TASK SET:
A. What does a dissimilarity index value of 1 represent, according to the spatial data analysis text?
B. Duplicate the listing character for character, from its first line through the line holding "y-tick-label: 15.00% [2,226,48,240]", both included.
─── SELECTED EXCERPT ───
2023 Spatial Data Analysis
1 INTRODUCTION
The tidycensus packages offers a set of functions to retrieve census and American Community Survey data. Fortunately, the package offers a wide array of options for retrieving census data and American Community Survey via the Census API. We obtain the data through the get_acs function which contains geometry data for the American Community Survey (2015 - 2019) dataset.
It may be worthwhile to add an progress_bar = FALSE argument to a get_acs function call, especially, working within a RMarkdown or Quarto document. This way, one can avoid progress bar printing when the document is rendered.
1.1 EXPLORATORY ANALYSIS: DISSIMILARITY
With the spatial data in hand, we can explore the data more in-depth. Here, the segregation package offers a dissimilarity index function (conveniently named dissimilarity). The function returns a total segregation between a group and unit using the Index of Dissimilarity Elbers (2023) . Importantly, the dissimilarity index considers differences between two distinct groups. As the first step, we conduct dissimilarity between Hispanic and White residents in San Francisco–Oakland.
see code
stat est
<char> <num>
1: D 0.5135526
To add context on the dissimilarity index above, we can compare regional. Below, we split the data by urban name and apply the function across those groups and finally combine the outputs. The approach below is slightly different to that contained in the book. The book offers a more tidy and succinct method.
see code
Group_Wise <- split(ca_urban_data,ca_urban_data$urban_name)
Group_Wise <- lapply(Group_Wise,function(x){x |>
filter(variable %in% c("white","hispanic"))%>%
dissimilarity(group ="variable",
unit = "GEOID",
weight = "estimate")})
Group_Wise <- do.call(bind_rows,map2(Group_Wise,names(Group_Wise),function(x,y){
x |>
mutate(urban_name = y)
}))Across urban areas, Los Angeles –Long Beach, has the highest dissimilarity index at 0.599. The dissimilarity index ranges from 0 - 1 where 0 represents perfect integration between two groups and 1 represents complete segregation (Walker 2023, 215). The table below provides some context compared to our earlier dissimilarity index value for San Francisco-Oakland.
see code
| urban_name | stat | est |
|---|---|---|
| Los Angeles--Long Beach--Anaheim, CA Urbanized Area (2010) | D | 0.5999229 |
| San Francisco--Oakland, CA Urbanized Area (2010) | D | 0.5135526 |
| San Jose, CA Urbanized Area (2010) | D | 0.4935633 |
| San Diego, CA Urbanized Area (2010) | D | 0.4898184 |
| Riverside--San Bernardino, CA Urbanized Area (2010) | D | 0.4079863 |
| Sacramento, CA Urbanized Area (2010) | D | 0.3687927 |
Among the urban areas Los Angeles and San Francisco are the most segregated areas among Hispanic and White residents. While, San-Bernardino and Sacramento had the least among of segregation. We can expand on the dissimilarity index by considering more than two groups. Again, we rely on the segregation package’s implementation of the Mutual Information Index and Theil’s Entropy Index. The latter indices measure diversity and segregation across multiple groups (Walker 2023, 217) in California urban areas.
─── SUPPLIED DATA ───
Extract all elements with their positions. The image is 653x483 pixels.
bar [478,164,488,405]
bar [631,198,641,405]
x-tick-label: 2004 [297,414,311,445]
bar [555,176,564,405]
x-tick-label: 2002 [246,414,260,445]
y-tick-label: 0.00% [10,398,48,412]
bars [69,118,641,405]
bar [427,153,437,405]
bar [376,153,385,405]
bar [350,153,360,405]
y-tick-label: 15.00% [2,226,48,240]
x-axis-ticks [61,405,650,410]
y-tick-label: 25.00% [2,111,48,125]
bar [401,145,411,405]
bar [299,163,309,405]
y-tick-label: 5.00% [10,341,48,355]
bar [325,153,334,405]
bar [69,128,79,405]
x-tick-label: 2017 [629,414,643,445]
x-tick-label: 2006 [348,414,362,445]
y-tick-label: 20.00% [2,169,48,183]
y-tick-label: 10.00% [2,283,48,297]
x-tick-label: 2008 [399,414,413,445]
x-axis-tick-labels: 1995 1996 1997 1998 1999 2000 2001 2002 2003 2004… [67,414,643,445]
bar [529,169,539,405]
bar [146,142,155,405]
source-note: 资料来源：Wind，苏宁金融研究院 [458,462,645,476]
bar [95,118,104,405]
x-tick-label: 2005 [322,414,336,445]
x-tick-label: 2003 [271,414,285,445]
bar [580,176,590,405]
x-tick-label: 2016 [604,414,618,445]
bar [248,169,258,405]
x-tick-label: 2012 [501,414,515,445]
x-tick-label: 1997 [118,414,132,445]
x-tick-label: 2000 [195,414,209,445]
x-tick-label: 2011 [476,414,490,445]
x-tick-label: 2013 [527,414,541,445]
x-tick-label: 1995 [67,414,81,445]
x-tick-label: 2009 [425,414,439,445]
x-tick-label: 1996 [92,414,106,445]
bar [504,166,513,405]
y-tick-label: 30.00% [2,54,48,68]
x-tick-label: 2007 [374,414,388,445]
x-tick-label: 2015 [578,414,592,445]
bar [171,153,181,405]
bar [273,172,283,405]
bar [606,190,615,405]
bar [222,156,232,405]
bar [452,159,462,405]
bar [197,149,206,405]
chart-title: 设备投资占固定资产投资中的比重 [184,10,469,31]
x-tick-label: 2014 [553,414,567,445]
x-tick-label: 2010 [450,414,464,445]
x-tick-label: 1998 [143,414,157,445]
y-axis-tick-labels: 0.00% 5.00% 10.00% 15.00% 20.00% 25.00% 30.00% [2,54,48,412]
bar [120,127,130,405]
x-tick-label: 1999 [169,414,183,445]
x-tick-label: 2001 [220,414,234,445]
───
FINAL RESULTS:
A. Complete segregation between two groups.

B.
Extract all elements with their positions. The image is 653x483 pixels.
bar [478,164,488,405]
bar [631,198,641,405]
x-tick-label: 2004 [297,414,311,445]
bar [555,176,564,405]
x-tick-label: 2002 [246,414,260,445]
y-tick-label: 0.00% [10,398,48,412]
bars [69,118,641,405]
bar [427,153,437,405]
bar [376,153,385,405]
bar [350,153,360,405]
y-tick-label: 15.00% [2,226,48,240]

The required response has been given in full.